Raw records:
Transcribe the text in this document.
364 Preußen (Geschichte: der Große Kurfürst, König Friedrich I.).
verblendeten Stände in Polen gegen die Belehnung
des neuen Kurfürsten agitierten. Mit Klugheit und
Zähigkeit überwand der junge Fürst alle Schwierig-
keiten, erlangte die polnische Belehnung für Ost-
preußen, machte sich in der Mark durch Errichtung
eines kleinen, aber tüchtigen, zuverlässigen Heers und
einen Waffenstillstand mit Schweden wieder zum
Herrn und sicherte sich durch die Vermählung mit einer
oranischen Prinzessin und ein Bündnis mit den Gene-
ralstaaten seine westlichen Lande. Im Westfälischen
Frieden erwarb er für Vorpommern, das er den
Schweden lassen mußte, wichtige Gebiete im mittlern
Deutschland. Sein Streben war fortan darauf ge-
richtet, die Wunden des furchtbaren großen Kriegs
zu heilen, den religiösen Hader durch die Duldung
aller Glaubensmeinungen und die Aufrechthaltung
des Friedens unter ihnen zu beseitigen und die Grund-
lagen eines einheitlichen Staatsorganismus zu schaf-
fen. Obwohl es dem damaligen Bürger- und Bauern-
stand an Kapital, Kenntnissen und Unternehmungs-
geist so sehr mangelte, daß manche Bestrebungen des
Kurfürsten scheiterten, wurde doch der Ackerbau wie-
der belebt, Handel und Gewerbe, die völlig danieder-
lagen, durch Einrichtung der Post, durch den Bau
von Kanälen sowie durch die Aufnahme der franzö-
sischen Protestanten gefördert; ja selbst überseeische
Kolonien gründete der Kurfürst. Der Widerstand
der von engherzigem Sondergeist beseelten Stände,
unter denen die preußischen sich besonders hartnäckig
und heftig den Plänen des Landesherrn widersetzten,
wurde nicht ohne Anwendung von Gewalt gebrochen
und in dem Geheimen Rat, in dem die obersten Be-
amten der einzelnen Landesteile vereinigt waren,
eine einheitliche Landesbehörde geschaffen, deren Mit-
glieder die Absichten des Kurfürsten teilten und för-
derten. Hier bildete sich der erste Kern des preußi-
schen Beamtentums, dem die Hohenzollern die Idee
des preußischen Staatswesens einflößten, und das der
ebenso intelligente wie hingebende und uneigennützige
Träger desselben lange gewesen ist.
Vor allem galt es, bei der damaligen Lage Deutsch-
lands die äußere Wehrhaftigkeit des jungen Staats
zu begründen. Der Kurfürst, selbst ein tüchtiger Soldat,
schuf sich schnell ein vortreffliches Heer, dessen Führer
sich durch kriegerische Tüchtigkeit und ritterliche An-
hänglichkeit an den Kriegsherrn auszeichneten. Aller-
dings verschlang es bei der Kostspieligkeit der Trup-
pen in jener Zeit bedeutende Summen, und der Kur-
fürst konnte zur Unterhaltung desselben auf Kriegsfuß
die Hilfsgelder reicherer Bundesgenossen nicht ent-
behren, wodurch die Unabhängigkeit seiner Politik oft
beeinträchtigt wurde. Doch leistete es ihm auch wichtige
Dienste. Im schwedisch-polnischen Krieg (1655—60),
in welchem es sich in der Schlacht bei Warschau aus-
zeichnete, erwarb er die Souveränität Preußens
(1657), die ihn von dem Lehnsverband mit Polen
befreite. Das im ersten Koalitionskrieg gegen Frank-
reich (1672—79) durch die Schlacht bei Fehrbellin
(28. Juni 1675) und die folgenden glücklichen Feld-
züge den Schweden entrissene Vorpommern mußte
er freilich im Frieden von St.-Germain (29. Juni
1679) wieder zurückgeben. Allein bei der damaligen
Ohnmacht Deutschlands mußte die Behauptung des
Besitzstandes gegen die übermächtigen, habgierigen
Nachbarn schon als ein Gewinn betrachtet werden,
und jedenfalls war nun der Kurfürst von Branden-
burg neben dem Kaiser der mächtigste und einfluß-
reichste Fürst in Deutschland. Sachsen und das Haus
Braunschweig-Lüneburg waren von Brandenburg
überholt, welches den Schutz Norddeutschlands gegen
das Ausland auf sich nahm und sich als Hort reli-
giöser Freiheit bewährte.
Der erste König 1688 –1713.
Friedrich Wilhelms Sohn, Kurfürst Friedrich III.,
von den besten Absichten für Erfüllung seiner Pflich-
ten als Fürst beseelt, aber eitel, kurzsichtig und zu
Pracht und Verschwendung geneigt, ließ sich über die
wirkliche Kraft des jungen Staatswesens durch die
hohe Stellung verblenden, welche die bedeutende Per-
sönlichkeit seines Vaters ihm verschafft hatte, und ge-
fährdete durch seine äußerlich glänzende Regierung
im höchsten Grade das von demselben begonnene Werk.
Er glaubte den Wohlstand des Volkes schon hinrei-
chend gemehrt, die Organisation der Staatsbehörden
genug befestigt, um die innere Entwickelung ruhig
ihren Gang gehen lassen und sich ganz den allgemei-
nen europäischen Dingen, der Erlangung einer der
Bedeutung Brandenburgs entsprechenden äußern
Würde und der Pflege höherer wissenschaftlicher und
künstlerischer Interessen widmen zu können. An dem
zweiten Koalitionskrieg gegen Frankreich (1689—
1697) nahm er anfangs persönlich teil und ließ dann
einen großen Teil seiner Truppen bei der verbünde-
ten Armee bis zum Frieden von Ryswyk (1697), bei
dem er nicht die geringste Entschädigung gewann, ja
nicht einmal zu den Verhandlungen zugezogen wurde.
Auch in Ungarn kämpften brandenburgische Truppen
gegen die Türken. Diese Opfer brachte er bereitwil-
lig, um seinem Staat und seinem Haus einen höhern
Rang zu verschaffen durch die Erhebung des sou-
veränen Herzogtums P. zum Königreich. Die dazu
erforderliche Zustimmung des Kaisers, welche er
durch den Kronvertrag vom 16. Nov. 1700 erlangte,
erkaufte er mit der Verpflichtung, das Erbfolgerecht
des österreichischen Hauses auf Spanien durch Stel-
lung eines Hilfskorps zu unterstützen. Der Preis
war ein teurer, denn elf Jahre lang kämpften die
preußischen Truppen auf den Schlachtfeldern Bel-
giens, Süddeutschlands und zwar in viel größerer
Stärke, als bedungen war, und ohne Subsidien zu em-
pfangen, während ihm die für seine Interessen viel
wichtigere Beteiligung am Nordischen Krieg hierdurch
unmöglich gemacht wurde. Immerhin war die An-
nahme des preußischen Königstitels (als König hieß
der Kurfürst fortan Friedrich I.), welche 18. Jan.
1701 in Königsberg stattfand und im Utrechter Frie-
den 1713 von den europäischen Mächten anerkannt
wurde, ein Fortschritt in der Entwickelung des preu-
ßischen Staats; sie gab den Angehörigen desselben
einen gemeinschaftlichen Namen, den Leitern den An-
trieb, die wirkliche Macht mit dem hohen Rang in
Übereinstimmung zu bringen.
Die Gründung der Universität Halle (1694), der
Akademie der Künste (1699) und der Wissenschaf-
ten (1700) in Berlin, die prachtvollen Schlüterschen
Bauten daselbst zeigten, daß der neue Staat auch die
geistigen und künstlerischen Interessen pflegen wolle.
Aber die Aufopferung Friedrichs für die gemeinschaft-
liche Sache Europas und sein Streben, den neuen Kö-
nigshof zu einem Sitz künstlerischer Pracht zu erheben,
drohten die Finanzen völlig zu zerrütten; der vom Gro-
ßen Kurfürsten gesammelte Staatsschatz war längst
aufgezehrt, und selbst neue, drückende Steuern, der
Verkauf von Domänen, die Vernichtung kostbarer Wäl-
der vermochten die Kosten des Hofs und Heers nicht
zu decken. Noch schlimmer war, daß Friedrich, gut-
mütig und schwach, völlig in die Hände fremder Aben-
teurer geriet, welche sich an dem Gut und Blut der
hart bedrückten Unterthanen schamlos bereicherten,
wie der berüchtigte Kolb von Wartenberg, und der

To be done:
The answer is the number of lines in the preceding material that hold "künstlerischer"; write that number and nothing else.

Full response:
2